──────── GIVEN ENTRIES ────────

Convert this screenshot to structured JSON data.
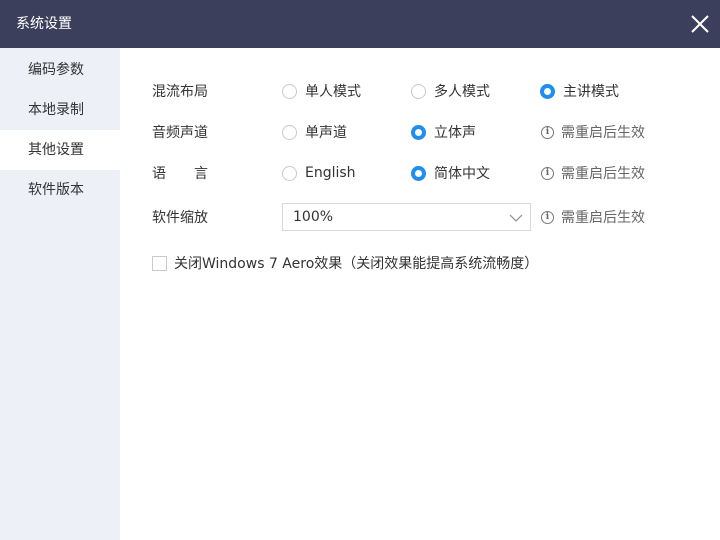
{
  "window": {
    "title": "系统设置",
    "close_icon": "close-icon"
  },
  "sidebar": {
    "items": [
      {
        "label": "编码参数",
        "active": false
      },
      {
        "label": "本地录制",
        "active": false
      },
      {
        "label": "其他设置",
        "active": true
      },
      {
        "label": "软件版本",
        "active": false
      }
    ]
  },
  "settings": {
    "mix_layout": {
      "label": "混流布局",
      "options": [
        "单人模式",
        "多人模式",
        "主讲模式"
      ],
      "selected": "主讲模式"
    },
    "audio_channel": {
      "label": "音频声道",
      "options": [
        "单声道",
        "立体声"
      ],
      "selected": "立体声",
      "hint": "需重启后生效"
    },
    "language": {
      "label_1": "语",
      "label_2": "言",
      "options": [
        "English",
        "简体中文"
      ],
      "selected": "简体中文",
      "hint": "需重启后生效"
    },
    "zoom": {
      "label": "软件缩放",
      "value": "100%",
      "hint": "需重启后生效"
    },
    "aero": {
      "label": "关闭Windows 7 Aero效果（关闭效果能提高系统流畅度）",
      "checked": false
    }
  },
  "colors": {
    "titlebar": "#3c3f5c",
    "sidebar": "#eef0f8",
    "accent": "#1e8ef0"
  }
}
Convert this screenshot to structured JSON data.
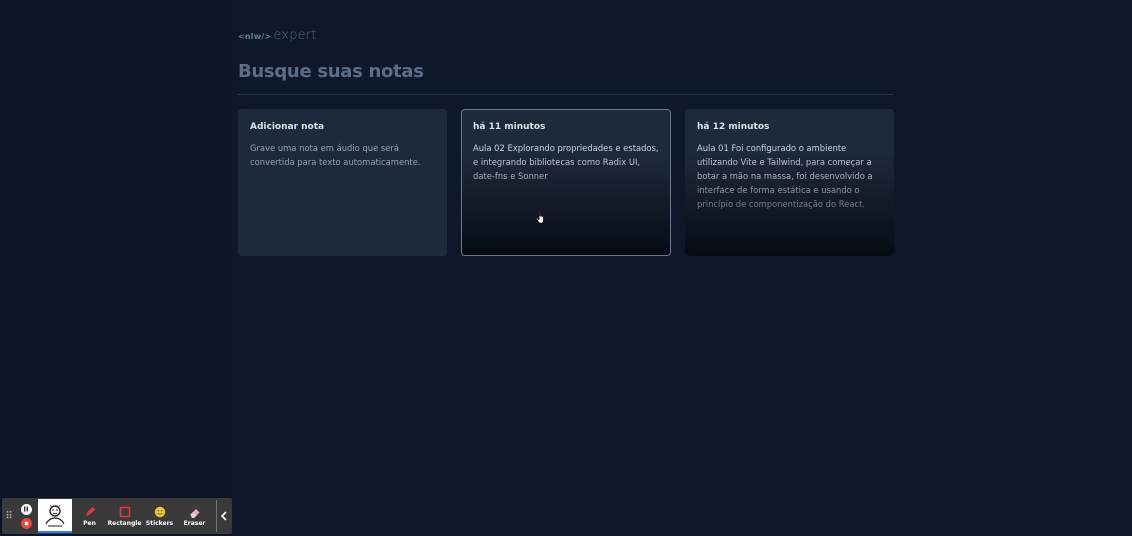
{
  "logo": {
    "mark": "<nlw/>",
    "word": "expert"
  },
  "search": {
    "placeholder": "Busque suas notas"
  },
  "cards": {
    "add": {
      "title": "Adicionar nota",
      "body": "Grave uma nota em áudio que será convertida para texto automaticamente."
    },
    "note1": {
      "title": "há 11 minutos",
      "body": "Aula 02 Explorando propriedades e estados, e integrando bibliotecas como Radix UI, date-fns e Sonner"
    },
    "note2": {
      "title": "há 12 minutos",
      "body": "Aula 01 Foi configurado o ambiente utilizando Vite e Tailwind, para começar a botar a mão na massa, foi desenvolvido a interface de forma estática e usando o princípio de componentização do React."
    }
  },
  "toolbar": {
    "pen": "Pen",
    "rectangle": "Rectangle",
    "stickers": "Stickers",
    "eraser": "Eraser"
  },
  "colors": {
    "background": "#0f172a",
    "card": "#1e293b",
    "accent_red": "#e6463c"
  }
}
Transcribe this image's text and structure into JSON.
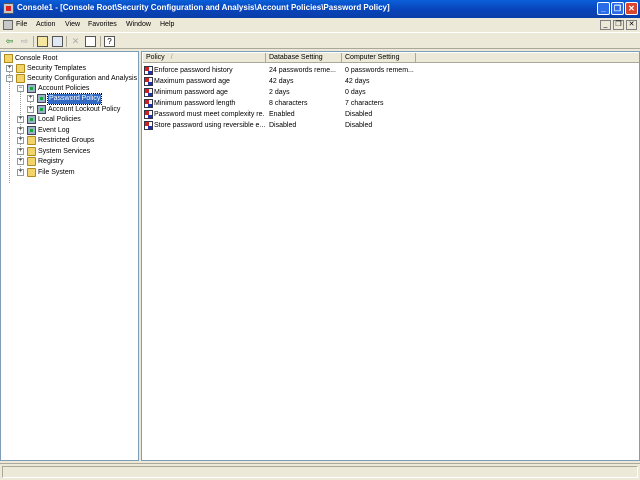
{
  "window": {
    "title": "Console1 - [Console Root\\Security Configuration and Analysis\\Account Policies\\Password Policy]",
    "minimize_glyph": "_",
    "restore_glyph": "❐",
    "close_glyph": "✕"
  },
  "menu": {
    "items": [
      "File",
      "Action",
      "View",
      "Favorites",
      "Window",
      "Help"
    ],
    "mdi_minimize_glyph": "_",
    "mdi_restore_glyph": "❐",
    "mdi_close_glyph": "✕"
  },
  "toolbar": {
    "buttons": [
      "back-icon",
      "forward-icon",
      "up-folder-icon",
      "show-hide-tree-icon",
      "delete-icon",
      "export-list-icon",
      "help-icon"
    ],
    "back_glyph": "⇦",
    "forward_glyph": "⇨",
    "delete_glyph": "✕",
    "help_glyph": "?"
  },
  "tree": {
    "root": "Console Root",
    "items": [
      {
        "label": "Security Templates",
        "expander": "+"
      },
      {
        "label": "Security Configuration and Analysis",
        "expander": "−"
      },
      {
        "label": "Account Policies",
        "expander": "−"
      },
      {
        "label": "Password Policy",
        "expander": "+",
        "selected": true
      },
      {
        "label": "Account Lockout Policy",
        "expander": "+"
      },
      {
        "label": "Local Policies",
        "expander": "+"
      },
      {
        "label": "Event Log",
        "expander": "+"
      },
      {
        "label": "Restricted Groups",
        "expander": "+"
      },
      {
        "label": "System Services",
        "expander": "+"
      },
      {
        "label": "Registry",
        "expander": "+"
      },
      {
        "label": "File System",
        "expander": "+"
      }
    ]
  },
  "list": {
    "columns": [
      "Policy",
      "Database Setting",
      "Computer Setting"
    ],
    "sort_glyph": "/",
    "rows": [
      {
        "policy": "Enforce password history",
        "database": "24 passwords reme...",
        "computer": "0 passwords remem..."
      },
      {
        "policy": "Maximum password age",
        "database": "42 days",
        "computer": "42 days"
      },
      {
        "policy": "Minimum password age",
        "database": "2 days",
        "computer": "0 days"
      },
      {
        "policy": "Minimum password length",
        "database": "8 characters",
        "computer": "7 characters"
      },
      {
        "policy": "Password must meet complexity re...",
        "database": "Enabled",
        "computer": "Disabled"
      },
      {
        "policy": "Store password using reversible e...",
        "database": "Disabled",
        "computer": "Disabled"
      }
    ]
  },
  "colors": {
    "titlebar": "#0843b8",
    "selection": "#316ac5",
    "chrome": "#ece9d8"
  }
}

────────

● TASK OBJECTIVE
Strip out the images, then output the records above word for word.

● OUTPUT FOR THIS TASK
Convert this screenshot to structured JSON data.
{
  "window": {
    "title": "系统设置",
    "close_icon": "close-icon"
  },
  "sidebar": {
    "items": [
      {
        "label": "编码参数",
        "active": false
      },
      {
        "label": "本地录制",
        "active": false
      },
      {
        "label": "其他设置",
        "active": true
      },
      {
        "label": "软件版本",
        "active": false
      }
    ]
  },
  "settings": {
    "mix_layout": {
      "label": "混流布局",
      "options": [
        "单人模式",
        "多人模式",
        "主讲模式"
      ],
      "selected": "主讲模式"
    },
    "audio_channel": {
      "label": "音频声道",
      "options": [
        "单声道",
        "立体声"
      ],
      "selected": "立体声",
      "hint": "需重启后生效"
    },
    "language": {
      "label_1": "语",
      "label_2": "言",
      "options": [
        "English",
        "简体中文"
      ],
      "selected": "简体中文",
      "hint": "需重启后生效"
    },
    "zoom": {
      "label": "软件缩放",
      "value": "100%",
      "hint": "需重启后生效"
    },
    "aero": {
      "label": "关闭Windows 7 Aero效果（关闭效果能提高系统流畅度）",
      "checked": false
    }
  },
  "colors": {
    "titlebar": "#3c3f5c",
    "sidebar": "#eef0f8",
    "accent": "#1e8ef0"
  }
}
Convert this screenshot to structured JSON data.
{
  "logo": {
    "mark": "<nlw/>",
    "word": "expert"
  },
  "search": {
    "placeholder": "Busque suas notas"
  },
  "cards": {
    "add": {
      "title": "Adicionar nota",
      "body": "Grave uma nota em áudio que será convertida para texto automaticamente."
    },
    "note1": {
      "title": "há 11 minutos",
      "body": "Aula 02 Explorando propriedades e estados, e integrando bibliotecas como Radix UI, date-fns e Sonner"
    },
    "note2": {
      "title": "há 12 minutos",
      "body": "Aula 01 Foi configurado o ambiente utilizando Vite e Tailwind, para começar a botar a mão na massa, foi desenvolvido a interface de forma estática e usando o princípio de componentização do React."
    }
  },
  "toolbar": {
    "pen": "Pen",
    "rectangle": "Rectangle",
    "stickers": "Stickers",
    "eraser": "Eraser"
  },
  "colors": {
    "background": "#0f172a",
    "card": "#1e293b",
    "accent_red": "#e6463c"
  }
}
Transcribe this image's text and structure into JSON.
{
  "window": {
    "title": "Console1 - [Console Root\\Security Configuration and Analysis\\Account Policies\\Password Policy]",
    "minimize_glyph": "_",
    "restore_glyph": "❐",
    "close_glyph": "✕"
  },
  "menu": {
    "items": [
      "File",
      "Action",
      "View",
      "Favorites",
      "Window",
      "Help"
    ],
    "mdi_minimize_glyph": "_",
    "mdi_restore_glyph": "❐",
    "mdi_close_glyph": "✕"
  },
  "toolbar": {
    "buttons": [
      "back-icon",
      "forward-icon",
      "up-folder-icon",
      "show-hide-tree-icon",
      "delete-icon",
      "export-list-icon",
      "help-icon"
    ],
    "back_glyph": "⇦",
    "forward_glyph": "⇨",
    "delete_glyph": "✕",
    "help_glyph": "?"
  },
  "tree": {
    "root": "Console Root",
    "items": [
      {
        "label": "Security Templates",
        "expander": "+"
      },
      {
        "label": "Security Configuration and Analysis",
        "expander": "−"
      },
      {
        "label": "Account Policies",
        "expander": "−"
      },
      {
        "label": "Password Policy",
        "expander": "+",
        "selected": true
      },
      {
        "label": "Account Lockout Policy",
        "expander": "+"
      },
      {
        "label": "Local Policies",
        "expander": "+"
      },
      {
        "label": "Event Log",
        "expander": "+"
      },
      {
        "label": "Restricted Groups",
        "expander": "+"
      },
      {
        "label": "System Services",
        "expander": "+"
      },
      {
        "label": "Registry",
        "expander": "+"
      },
      {
        "label": "File System",
        "expander": "+"
      }
    ]
  },
  "list": {
    "columns": [
      "Policy",
      "Database Setting",
      "Computer Setting"
    ],
    "sort_glyph": "/",
    "rows": [
      {
        "policy": "Enforce password history",
        "database": "24 passwords reme...",
        "computer": "0 passwords remem..."
      },
      {
        "policy": "Maximum password age",
        "database": "42 days",
        "computer": "42 days"
      },
      {
        "policy": "Minimum password age",
        "database": "2 days",
        "computer": "0 days"
      },
      {
        "policy": "Minimum password length",
        "database": "8 characters",
        "computer": "7 characters"
      },
      {
        "policy": "Password must meet complexity re...",
        "database": "Enabled",
        "computer": "Disabled"
      },
      {
        "policy": "Store password using reversible e...",
        "database": "Disabled",
        "computer": "Disabled"
      }
    ]
  },
  "colors": {
    "titlebar": "#0843b8",
    "selection": "#316ac5",
    "chrome": "#ece9d8"
  }
}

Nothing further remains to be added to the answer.